• **Exercise objective**: Write the line that includes "OCR this image." and all subsequent lines, exactly as written, and nothing more.

Source data
========
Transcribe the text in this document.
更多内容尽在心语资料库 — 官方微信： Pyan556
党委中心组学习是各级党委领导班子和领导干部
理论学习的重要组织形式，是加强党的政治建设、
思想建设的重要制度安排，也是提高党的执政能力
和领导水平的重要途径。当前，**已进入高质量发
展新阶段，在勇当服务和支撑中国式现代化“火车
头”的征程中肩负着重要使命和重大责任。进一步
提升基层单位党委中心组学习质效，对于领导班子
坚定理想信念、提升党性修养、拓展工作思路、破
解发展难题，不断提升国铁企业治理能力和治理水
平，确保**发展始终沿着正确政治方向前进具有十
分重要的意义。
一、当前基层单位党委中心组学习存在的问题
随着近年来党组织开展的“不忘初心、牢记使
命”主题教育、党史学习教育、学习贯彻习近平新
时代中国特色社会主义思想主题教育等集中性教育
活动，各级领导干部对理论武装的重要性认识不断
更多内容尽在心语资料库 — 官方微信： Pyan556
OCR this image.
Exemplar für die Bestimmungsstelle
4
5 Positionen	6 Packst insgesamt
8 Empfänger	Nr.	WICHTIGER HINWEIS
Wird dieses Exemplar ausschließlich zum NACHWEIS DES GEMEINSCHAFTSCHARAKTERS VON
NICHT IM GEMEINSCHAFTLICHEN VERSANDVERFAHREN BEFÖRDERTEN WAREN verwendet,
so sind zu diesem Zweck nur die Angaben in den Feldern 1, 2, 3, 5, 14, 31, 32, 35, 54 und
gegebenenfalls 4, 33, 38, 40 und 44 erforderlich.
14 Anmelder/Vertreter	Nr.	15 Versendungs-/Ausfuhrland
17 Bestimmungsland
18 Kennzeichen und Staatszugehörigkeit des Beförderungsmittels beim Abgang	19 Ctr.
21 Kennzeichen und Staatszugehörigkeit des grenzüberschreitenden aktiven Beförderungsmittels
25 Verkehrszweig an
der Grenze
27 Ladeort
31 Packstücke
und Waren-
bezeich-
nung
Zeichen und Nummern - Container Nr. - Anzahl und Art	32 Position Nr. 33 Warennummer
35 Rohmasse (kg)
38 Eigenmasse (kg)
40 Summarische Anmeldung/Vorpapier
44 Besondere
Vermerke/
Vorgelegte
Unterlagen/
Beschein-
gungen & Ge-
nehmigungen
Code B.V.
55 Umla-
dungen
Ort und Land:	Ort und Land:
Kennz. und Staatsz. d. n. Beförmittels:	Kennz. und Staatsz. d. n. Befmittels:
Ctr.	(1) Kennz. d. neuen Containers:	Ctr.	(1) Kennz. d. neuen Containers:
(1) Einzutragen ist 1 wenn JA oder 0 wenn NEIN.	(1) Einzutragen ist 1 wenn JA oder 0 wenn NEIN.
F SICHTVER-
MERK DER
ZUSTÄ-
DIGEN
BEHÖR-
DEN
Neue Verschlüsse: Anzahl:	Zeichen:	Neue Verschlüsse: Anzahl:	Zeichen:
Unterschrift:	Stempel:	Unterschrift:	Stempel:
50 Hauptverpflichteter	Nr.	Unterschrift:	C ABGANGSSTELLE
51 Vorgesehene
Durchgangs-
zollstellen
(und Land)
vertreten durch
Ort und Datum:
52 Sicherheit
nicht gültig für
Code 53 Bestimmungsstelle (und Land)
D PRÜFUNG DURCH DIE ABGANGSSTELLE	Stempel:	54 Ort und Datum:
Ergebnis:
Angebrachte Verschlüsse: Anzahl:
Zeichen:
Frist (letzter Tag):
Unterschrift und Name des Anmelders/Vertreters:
========
• **Final result**:
OCR this image.
Exemplar für die Bestimmungsstelle
4
5 Positionen	6 Packst insgesamt
8 Empfänger	Nr.	WICHTIGER HINWEIS
Wird dieses Exemplar ausschließlich zum NACHWEIS DES GEMEINSCHAFTSCHARAKTERS VON
NICHT IM GEMEINSCHAFTLICHEN VERSANDVERFAHREN BEFÖRDERTEN WAREN verwendet,
so sind zu diesem Zweck nur die Angaben in den Feldern 1, 2, 3, 5, 14, 31, 32, 35, 54 und
gegebenenfalls 4, 33, 38, 40 und 44 erforderlich.
14 Anmelder/Vertreter	Nr.	15 Versendungs-/Ausfuhrland
17 Bestimmungsland
18 Kennzeichen und Staatszugehörigkeit des Beförderungsmittels beim Abgang	19 Ctr.
21 Kennzeichen und Staatszugehörigkeit des grenzüberschreitenden aktiven Beförderungsmittels
25 Verkehrszweig an
der Grenze
27 Ladeort
31 Packstücke
und Waren-
bezeich-
nung
Zeichen und Nummern - Container Nr. - Anzahl und Art	32 Position Nr. 33 Warennummer
35 Rohmasse (kg)
38 Eigenmasse (kg)
40 Summarische Anmeldung/Vorpapier
44 Besondere
Vermerke/
Vorgelegte
Unterlagen/
Beschein-
gungen & Ge-
nehmigungen
Code B.V.
55 Umla-
dungen
Ort und Land:	Ort und Land:
Kennz. und Staatsz. d. n. Beförmittels:	Kennz. und Staatsz. d. n. Befmittels:
Ctr.	(1) Kennz. d. neuen Containers:	Ctr.	(1) Kennz. d. neuen Containers:
(1) Einzutragen ist 1 wenn JA oder 0 wenn NEIN.	(1) Einzutragen ist 1 wenn JA oder 0 wenn NEIN.
F SICHTVER-
MERK DER
ZUSTÄ-
DIGEN
BEHÖR-
DEN
Neue Verschlüsse: Anzahl:	Zeichen:	Neue Verschlüsse: Anzahl:	Zeichen:
Unterschrift:	Stempel:	Unterschrift:	Stempel:
50 Hauptverpflichteter	Nr.	Unterschrift:	C ABGANGSSTELLE
51 Vorgesehene
Durchgangs-
zollstellen
(und Land)
vertreten durch
Ort und Datum:
52 Sicherheit
nicht gültig für
Code 53 Bestimmungsstelle (und Land)
D PRÜFUNG DURCH DIE ABGANGSSTELLE	Stempel:	54 Ort und Datum:
Ergebnis:
Angebrachte Verschlüsse: Anzahl:
Zeichen:
Frist (letzter Tag):
Unterschrift und Name des Anmelders/Vertreters:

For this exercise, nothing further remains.